TASK DESCRIPTION:
Every record must be repeated exactly, with no omission.

Stored data entries
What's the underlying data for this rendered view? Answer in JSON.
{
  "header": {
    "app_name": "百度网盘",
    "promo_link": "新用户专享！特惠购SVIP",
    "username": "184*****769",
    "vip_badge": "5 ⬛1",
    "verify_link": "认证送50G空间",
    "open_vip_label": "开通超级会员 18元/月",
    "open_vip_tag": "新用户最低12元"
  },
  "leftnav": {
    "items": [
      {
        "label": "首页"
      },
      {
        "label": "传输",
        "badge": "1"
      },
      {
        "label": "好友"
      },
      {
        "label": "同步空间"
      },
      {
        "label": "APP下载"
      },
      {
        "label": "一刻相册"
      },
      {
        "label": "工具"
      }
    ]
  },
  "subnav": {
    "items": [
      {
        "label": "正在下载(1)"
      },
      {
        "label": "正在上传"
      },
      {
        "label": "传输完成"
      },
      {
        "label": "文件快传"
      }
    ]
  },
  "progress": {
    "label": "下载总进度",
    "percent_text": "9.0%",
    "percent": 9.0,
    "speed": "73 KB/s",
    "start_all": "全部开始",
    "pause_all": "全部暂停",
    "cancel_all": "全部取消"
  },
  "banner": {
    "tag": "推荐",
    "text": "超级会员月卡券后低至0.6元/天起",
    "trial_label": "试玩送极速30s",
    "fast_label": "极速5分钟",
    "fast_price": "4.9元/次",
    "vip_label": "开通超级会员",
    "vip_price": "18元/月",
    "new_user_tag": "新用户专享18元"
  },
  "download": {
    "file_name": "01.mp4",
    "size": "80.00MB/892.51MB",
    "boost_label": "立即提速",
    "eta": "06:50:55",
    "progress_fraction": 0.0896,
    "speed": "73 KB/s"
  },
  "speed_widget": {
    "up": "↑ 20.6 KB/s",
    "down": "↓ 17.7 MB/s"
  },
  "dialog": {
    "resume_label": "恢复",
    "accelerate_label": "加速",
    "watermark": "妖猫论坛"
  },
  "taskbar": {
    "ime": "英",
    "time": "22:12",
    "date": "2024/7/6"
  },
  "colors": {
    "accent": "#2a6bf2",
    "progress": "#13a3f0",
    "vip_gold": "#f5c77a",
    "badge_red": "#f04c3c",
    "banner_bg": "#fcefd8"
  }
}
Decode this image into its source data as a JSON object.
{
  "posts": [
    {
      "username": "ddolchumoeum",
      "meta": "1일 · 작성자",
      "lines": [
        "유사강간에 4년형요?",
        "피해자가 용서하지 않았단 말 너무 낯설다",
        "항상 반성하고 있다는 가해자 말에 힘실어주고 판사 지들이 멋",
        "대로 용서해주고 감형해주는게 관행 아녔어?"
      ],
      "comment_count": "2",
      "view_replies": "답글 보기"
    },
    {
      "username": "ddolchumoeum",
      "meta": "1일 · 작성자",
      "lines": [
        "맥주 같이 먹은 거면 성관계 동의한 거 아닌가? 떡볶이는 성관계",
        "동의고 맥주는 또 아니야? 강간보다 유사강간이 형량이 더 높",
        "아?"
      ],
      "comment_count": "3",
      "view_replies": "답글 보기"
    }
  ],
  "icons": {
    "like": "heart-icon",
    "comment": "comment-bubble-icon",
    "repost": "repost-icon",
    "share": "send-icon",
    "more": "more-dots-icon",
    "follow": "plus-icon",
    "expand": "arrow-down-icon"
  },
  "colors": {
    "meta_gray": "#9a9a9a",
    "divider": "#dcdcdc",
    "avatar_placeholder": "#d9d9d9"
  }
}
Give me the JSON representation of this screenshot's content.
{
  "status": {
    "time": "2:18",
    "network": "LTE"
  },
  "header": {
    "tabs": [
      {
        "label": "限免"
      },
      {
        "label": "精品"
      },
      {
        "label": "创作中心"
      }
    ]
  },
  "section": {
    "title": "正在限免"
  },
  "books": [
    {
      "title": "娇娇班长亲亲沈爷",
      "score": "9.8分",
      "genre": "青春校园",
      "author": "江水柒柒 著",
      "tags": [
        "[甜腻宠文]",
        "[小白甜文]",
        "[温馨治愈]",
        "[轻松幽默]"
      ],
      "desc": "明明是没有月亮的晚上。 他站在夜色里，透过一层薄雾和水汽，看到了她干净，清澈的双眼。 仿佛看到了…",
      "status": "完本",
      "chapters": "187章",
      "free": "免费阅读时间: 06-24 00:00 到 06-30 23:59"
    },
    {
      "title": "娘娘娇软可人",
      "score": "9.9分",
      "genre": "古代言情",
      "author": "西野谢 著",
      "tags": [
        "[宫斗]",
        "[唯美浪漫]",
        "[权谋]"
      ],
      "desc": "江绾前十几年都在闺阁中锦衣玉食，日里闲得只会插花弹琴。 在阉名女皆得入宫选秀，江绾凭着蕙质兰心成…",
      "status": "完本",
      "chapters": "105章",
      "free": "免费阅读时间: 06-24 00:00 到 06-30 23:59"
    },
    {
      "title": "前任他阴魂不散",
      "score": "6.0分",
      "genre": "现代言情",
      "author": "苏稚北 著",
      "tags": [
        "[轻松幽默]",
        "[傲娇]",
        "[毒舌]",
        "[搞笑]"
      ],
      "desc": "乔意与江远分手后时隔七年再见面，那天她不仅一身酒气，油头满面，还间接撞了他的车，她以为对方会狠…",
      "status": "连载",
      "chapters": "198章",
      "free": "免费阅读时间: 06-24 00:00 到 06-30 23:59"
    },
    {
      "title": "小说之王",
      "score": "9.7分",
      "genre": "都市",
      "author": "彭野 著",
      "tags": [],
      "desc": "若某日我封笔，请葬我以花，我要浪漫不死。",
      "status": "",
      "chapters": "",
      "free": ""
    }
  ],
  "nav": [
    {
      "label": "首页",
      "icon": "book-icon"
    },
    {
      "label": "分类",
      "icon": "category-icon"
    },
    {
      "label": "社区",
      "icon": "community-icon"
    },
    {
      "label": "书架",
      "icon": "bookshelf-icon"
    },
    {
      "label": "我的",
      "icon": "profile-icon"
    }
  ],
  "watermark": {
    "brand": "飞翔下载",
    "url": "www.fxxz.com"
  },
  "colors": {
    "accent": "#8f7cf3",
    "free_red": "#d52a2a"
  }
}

FULL SOLUTION:
What's the underlying data for this rendered view? Answer in JSON.
{
  "header": {
    "app_name": "百度网盘",
    "promo_link": "新用户专享！特惠购SVIP",
    "username": "184*****769",
    "vip_badge": "5 ⬛1",
    "verify_link": "认证送50G空间",
    "open_vip_label": "开通超级会员 18元/月",
    "open_vip_tag": "新用户最低12元"
  },
  "leftnav": {
    "items": [
      {
        "label": "首页"
      },
      {
        "label": "传输",
        "badge": "1"
      },
      {
        "label": "好友"
      },
      {
        "label": "同步空间"
      },
      {
        "label": "APP下载"
      },
      {
        "label": "一刻相册"
      },
      {
        "label": "工具"
      }
    ]
  },
  "subnav": {
    "items": [
      {
        "label": "正在下载(1)"
      },
      {
        "label": "正在上传"
      },
      {
        "label": "传输完成"
      },
      {
        "label": "文件快传"
      }
    ]
  },
  "progress": {
    "label": "下载总进度",
    "percent_text": "9.0%",
    "percent": 9.0,
    "speed": "73 KB/s",
    "start_all": "全部开始",
    "pause_all": "全部暂停",
    "cancel_all": "全部取消"
  },
  "banner": {
    "tag": "推荐",
    "text": "超级会员月卡券后低至0.6元/天起",
    "trial_label": "试玩送极速30s",
    "fast_label": "极速5分钟",
    "fast_price": "4.9元/次",
    "vip_label": "开通超级会员",
    "vip_price": "18元/月",
    "new_user_tag": "新用户专享18元"
  },
  "download": {
    "file_name": "01.mp4",
    "size": "80.00MB/892.51MB",
    "boost_label": "立即提速",
    "eta": "06:50:55",
    "progress_fraction": 0.0896,
    "speed": "73 KB/s"
  },
  "speed_widget": {
    "up": "↑ 20.6 KB/s",
    "down": "↓ 17.7 MB/s"
  },
  "dialog": {
    "resume_label": "恢复",
    "accelerate_label": "加速",
    "watermark": "妖猫论坛"
  },
  "taskbar": {
    "ime": "英",
    "time": "22:12",
    "date": "2024/7/6"
  },
  "colors": {
    "accent": "#2a6bf2",
    "progress": "#13a3f0",
    "vip_gold": "#f5c77a",
    "badge_red": "#f04c3c",
    "banner_bg": "#fcefd8"
  }
}
Decode this image into its source data as a JSON object.
{
  "posts": [
    {
      "username": "ddolchumoeum",
      "meta": "1일 · 작성자",
      "lines": [
        "유사강간에 4년형요?",
        "피해자가 용서하지 않았단 말 너무 낯설다",
        "항상 반성하고 있다는 가해자 말에 힘실어주고 판사 지들이 멋",
        "대로 용서해주고 감형해주는게 관행 아녔어?"
      ],
      "comment_count": "2",
      "view_replies": "답글 보기"
    },
    {
      "username": "ddolchumoeum",
      "meta": "1일 · 작성자",
      "lines": [
        "맥주 같이 먹은 거면 성관계 동의한 거 아닌가? 떡볶이는 성관계",
        "동의고 맥주는 또 아니야? 강간보다 유사강간이 형량이 더 높",
        "아?"
      ],
      "comment_count": "3",
      "view_replies": "답글 보기"
    }
  ],
  "icons": {
    "like": "heart-icon",
    "comment": "comment-bubble-icon",
    "repost": "repost-icon",
    "share": "send-icon",
    "more": "more-dots-icon",
    "follow": "plus-icon",
    "expand": "arrow-down-icon"
  },
  "colors": {
    "meta_gray": "#9a9a9a",
    "divider": "#dcdcdc",
    "avatar_placeholder": "#d9d9d9"
  }
}
Give me the JSON representation of this screenshot's content.
{
  "status": {
    "time": "2:18",
    "network": "LTE"
  },
  "header": {
    "tabs": [
      {
        "label": "限免"
      },
      {
        "label": "精品"
      },
      {
        "label": "创作中心"
      }
    ]
  },
  "section": {
    "title": "正在限免"
  },
  "books": [
    {
      "title": "娇娇班长亲亲沈爷",
      "score": "9.8分",
      "genre": "青春校园",
      "author": "江水柒柒 著",
      "tags": [
        "[甜腻宠文]",
        "[小白甜文]",
        "[温馨治愈]",
        "[轻松幽默]"
      ],
      "desc": "明明是没有月亮的晚上。 他站在夜色里，透过一层薄雾和水汽，看到了她干净，清澈的双眼。 仿佛看到了…",
      "status": "完本",
      "chapters": "187章",
      "free": "免费阅读时间: 06-24 00:00 到 06-30 23:59"
    },
    {
      "title": "娘娘娇软可人",
      "score": "9.9分",
      "genre": "古代言情",
      "author": "西野谢 著",
      "tags": [
        "[宫斗]",
        "[唯美浪漫]",
        "[权谋]"
      ],
      "desc": "江绾前十几年都在闺阁中锦衣玉食，日里闲得只会插花弹琴。 在阉名女皆得入宫选秀，江绾凭着蕙质兰心成…",
      "status": "完本",
      "chapters": "105章",
      "free": "免费阅读时间: 06-24 00:00 到 06-30 23:59"
    },
    {
      "title": "前任他阴魂不散",
      "score": "6.0分",
      "genre": "现代言情",
      "author": "苏稚北 著",
      "tags": [
        "[轻松幽默]",
        "[傲娇]",
        "[毒舌]",
        "[搞笑]"
      ],
      "desc": "乔意与江远分手后时隔七年再见面，那天她不仅一身酒气，油头满面，还间接撞了他的车，她以为对方会狠…",
      "status": "连载",
      "chapters": "198章",
      "free": "免费阅读时间: 06-24 00:00 到 06-30 23:59"
    },
    {
      "title": "小说之王",
      "score": "9.7分",
      "genre": "都市",
      "author": "彭野 著",
      "tags": [],
      "desc": "若某日我封笔，请葬我以花，我要浪漫不死。",
      "status": "",
      "chapters": "",
      "free": ""
    }
  ],
  "nav": [
    {
      "label": "首页",
      "icon": "book-icon"
    },
    {
      "label": "分类",
      "icon": "category-icon"
    },
    {
      "label": "社区",
      "icon": "community-icon"
    },
    {
      "label": "书架",
      "icon": "bookshelf-icon"
    },
    {
      "label": "我的",
      "icon": "profile-icon"
    }
  ],
  "watermark": {
    "brand": "飞翔下载",
    "url": "www.fxxz.com"
  },
  "colors": {
    "accent": "#8f7cf3",
    "free_red": "#d52a2a"
  }
}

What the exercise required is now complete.